Task inputs →
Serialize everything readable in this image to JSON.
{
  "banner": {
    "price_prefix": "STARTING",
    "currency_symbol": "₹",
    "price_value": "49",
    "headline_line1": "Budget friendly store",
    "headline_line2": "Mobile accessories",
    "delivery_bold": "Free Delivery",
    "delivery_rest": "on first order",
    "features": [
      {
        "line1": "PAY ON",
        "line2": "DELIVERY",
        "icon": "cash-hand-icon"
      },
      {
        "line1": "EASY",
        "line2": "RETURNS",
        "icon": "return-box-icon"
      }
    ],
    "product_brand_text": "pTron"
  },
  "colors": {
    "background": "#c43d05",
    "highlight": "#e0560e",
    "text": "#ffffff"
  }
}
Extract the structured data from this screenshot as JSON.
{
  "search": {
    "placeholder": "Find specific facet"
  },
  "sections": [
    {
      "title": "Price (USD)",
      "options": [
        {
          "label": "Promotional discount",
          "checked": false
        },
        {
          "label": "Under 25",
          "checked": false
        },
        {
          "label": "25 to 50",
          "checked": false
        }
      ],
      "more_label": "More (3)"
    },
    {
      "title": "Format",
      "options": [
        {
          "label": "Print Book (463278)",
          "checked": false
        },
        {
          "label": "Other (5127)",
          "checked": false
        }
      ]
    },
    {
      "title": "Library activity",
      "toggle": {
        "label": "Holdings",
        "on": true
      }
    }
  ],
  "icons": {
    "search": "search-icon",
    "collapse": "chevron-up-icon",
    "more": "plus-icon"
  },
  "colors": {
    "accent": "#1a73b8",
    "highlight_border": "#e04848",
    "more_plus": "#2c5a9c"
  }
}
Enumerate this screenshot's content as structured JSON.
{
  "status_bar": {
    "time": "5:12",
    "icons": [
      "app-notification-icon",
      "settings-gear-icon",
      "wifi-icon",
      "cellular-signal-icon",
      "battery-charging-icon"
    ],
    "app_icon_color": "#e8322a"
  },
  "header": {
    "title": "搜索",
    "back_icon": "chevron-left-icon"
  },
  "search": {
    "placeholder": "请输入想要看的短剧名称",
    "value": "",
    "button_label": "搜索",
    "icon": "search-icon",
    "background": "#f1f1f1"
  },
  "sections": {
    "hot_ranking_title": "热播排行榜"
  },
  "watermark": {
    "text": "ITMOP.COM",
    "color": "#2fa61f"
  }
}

Problem → Transcribe only the trailing portion of the entries above: the line that contains "Enumerate this screenshot's" and each line after it.

Correct answer →
Enumerate this screenshot's content as structured JSON.
{
  "status_bar": {
    "time": "5:12",
    "icons": [
      "app-notification-icon",
      "settings-gear-icon",
      "wifi-icon",
      "cellular-signal-icon",
      "battery-charging-icon"
    ],
    "app_icon_color": "#e8322a"
  },
  "header": {
    "title": "搜索",
    "back_icon": "chevron-left-icon"
  },
  "search": {
    "placeholder": "请输入想要看的短剧名称",
    "value": "",
    "button_label": "搜索",
    "icon": "search-icon",
    "background": "#f1f1f1"
  },
  "sections": {
    "hot_ranking_title": "热播排行榜"
  },
  "watermark": {
    "text": "ITMOP.COM",
    "color": "#2fa61f"
  }
}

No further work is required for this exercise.